begin

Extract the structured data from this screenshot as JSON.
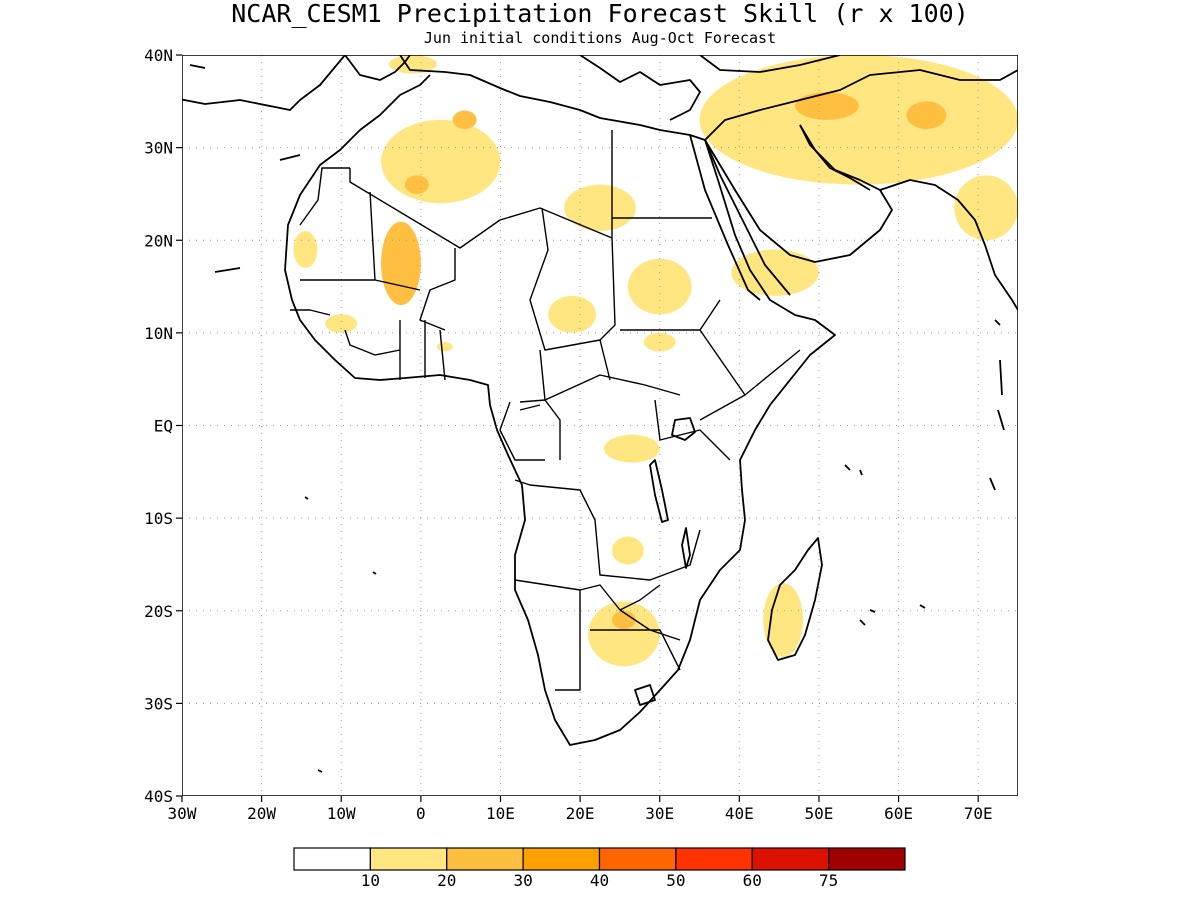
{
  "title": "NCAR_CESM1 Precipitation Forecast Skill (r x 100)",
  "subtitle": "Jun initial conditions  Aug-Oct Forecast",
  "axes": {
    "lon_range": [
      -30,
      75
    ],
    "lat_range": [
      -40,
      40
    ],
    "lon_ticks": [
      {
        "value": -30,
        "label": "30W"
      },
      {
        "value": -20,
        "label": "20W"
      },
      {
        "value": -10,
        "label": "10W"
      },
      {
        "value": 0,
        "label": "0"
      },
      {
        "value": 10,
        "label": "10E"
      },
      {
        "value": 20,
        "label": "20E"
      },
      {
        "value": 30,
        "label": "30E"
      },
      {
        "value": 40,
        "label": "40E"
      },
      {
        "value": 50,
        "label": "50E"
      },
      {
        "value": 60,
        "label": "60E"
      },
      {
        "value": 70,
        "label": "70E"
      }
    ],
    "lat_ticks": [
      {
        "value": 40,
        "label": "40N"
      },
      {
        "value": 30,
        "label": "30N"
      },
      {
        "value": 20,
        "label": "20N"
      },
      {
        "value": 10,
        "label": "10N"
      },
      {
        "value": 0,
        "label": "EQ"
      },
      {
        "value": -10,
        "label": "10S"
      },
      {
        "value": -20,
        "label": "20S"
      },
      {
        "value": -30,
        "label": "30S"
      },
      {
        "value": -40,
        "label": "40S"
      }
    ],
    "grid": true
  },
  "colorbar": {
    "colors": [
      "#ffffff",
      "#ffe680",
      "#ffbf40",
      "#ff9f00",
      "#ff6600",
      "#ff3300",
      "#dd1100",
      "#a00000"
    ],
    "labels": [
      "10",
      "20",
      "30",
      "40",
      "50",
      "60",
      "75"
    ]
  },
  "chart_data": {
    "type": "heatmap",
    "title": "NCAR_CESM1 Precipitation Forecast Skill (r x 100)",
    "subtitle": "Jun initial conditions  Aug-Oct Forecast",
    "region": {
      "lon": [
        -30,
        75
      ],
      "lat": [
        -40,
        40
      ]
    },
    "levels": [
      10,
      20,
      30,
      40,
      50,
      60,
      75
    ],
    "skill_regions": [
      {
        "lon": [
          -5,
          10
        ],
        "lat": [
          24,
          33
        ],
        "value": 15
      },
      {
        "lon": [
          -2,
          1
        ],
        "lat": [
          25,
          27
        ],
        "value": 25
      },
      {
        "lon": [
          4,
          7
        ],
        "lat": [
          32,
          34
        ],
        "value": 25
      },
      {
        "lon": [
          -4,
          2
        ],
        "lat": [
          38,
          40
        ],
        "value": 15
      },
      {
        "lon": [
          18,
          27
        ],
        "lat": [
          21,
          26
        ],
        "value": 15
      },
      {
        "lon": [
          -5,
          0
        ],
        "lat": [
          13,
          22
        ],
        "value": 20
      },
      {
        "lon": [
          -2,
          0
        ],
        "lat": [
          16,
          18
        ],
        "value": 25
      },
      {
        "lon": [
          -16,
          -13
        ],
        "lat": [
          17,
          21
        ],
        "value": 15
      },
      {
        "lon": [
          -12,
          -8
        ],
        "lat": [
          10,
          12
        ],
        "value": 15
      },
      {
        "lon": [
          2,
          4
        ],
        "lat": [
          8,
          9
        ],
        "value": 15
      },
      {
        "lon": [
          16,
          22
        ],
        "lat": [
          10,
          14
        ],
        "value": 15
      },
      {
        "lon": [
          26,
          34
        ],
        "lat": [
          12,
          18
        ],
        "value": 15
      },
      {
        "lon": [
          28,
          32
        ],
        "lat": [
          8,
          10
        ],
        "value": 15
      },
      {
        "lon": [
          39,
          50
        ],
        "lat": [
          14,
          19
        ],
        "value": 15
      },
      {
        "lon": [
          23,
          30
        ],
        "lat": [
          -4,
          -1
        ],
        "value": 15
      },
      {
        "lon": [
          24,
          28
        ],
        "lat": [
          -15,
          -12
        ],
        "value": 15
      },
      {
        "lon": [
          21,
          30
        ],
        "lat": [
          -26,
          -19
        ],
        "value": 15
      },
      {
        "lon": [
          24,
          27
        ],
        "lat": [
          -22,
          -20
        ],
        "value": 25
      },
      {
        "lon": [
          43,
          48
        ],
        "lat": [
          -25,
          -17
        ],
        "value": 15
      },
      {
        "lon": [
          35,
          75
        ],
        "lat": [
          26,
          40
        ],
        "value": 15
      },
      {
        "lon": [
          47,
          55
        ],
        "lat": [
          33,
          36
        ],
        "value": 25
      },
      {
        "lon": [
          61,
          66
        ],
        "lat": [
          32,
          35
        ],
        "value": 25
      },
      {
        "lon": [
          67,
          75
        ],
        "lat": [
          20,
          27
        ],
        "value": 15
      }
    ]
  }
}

end
begin

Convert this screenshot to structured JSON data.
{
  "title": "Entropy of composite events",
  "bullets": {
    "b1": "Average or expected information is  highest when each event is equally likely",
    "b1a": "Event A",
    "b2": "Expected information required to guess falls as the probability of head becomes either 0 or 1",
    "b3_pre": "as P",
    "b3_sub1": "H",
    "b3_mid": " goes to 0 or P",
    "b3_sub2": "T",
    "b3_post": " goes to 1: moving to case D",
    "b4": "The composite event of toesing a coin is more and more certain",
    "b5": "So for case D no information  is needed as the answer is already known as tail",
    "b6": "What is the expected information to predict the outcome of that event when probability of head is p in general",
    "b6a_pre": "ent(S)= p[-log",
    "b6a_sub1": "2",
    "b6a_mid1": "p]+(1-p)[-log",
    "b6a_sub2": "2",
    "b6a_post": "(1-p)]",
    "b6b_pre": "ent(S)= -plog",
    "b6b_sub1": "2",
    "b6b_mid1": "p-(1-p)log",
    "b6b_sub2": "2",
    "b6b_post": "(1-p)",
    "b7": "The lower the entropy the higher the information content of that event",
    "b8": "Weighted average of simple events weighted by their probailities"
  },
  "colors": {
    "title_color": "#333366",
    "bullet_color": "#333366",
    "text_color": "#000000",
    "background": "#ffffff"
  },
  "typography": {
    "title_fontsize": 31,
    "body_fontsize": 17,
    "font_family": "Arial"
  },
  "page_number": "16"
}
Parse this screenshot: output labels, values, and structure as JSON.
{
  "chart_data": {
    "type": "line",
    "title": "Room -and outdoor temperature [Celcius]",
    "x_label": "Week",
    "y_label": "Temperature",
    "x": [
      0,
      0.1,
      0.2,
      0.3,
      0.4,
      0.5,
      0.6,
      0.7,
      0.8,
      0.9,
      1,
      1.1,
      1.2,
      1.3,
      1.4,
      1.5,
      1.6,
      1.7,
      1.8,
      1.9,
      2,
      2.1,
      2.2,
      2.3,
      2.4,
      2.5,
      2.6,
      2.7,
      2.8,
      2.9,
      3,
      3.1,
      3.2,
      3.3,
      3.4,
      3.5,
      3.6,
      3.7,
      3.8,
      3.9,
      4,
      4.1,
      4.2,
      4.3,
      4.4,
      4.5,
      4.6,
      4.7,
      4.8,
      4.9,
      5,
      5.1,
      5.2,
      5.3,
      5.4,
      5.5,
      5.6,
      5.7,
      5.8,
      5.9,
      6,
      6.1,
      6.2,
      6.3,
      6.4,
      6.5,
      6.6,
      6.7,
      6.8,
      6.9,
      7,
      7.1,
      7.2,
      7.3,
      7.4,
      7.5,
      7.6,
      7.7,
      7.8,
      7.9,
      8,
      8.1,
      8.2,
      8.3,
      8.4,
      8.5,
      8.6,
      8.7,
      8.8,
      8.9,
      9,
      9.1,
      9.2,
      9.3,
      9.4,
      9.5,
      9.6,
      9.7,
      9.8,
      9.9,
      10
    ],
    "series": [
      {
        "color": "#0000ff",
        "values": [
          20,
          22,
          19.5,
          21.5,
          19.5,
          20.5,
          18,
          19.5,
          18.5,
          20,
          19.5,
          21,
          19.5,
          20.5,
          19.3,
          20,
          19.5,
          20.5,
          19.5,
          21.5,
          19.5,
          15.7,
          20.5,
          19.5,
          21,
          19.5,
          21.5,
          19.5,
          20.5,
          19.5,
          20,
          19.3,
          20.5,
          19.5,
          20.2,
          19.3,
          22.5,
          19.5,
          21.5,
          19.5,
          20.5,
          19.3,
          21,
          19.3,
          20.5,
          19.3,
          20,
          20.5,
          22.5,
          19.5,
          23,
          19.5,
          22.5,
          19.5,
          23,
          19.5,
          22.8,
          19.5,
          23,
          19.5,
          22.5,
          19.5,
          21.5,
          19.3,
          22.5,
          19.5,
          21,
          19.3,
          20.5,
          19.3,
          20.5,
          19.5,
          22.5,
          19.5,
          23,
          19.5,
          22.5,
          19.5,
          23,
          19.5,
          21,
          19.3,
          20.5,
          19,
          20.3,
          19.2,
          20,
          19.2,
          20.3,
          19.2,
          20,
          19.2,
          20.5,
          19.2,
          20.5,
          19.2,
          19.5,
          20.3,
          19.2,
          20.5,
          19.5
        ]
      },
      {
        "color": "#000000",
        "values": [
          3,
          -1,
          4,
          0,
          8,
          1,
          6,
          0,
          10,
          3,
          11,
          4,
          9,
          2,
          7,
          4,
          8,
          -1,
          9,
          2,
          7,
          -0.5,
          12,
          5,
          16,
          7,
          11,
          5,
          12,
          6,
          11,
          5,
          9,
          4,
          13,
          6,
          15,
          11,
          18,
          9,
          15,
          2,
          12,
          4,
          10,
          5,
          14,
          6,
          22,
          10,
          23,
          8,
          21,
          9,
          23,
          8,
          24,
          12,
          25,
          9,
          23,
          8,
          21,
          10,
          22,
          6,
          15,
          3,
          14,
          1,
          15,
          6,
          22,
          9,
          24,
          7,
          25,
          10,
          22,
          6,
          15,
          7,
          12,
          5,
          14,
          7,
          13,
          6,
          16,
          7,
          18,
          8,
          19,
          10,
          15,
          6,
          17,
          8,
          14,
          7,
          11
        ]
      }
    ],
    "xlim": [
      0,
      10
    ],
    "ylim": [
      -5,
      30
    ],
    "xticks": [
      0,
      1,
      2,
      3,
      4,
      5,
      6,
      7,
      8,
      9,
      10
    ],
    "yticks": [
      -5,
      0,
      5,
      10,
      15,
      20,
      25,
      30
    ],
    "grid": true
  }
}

end

Set problem: Locate the word "subtitle" in the entries, and copy every line where it is found.

Expected answer:
  "subtitle": "Jun initial conditions  Aug-Oct Forecast",
    "subtitle": "Jun initial conditions  Aug-Oct Forecast",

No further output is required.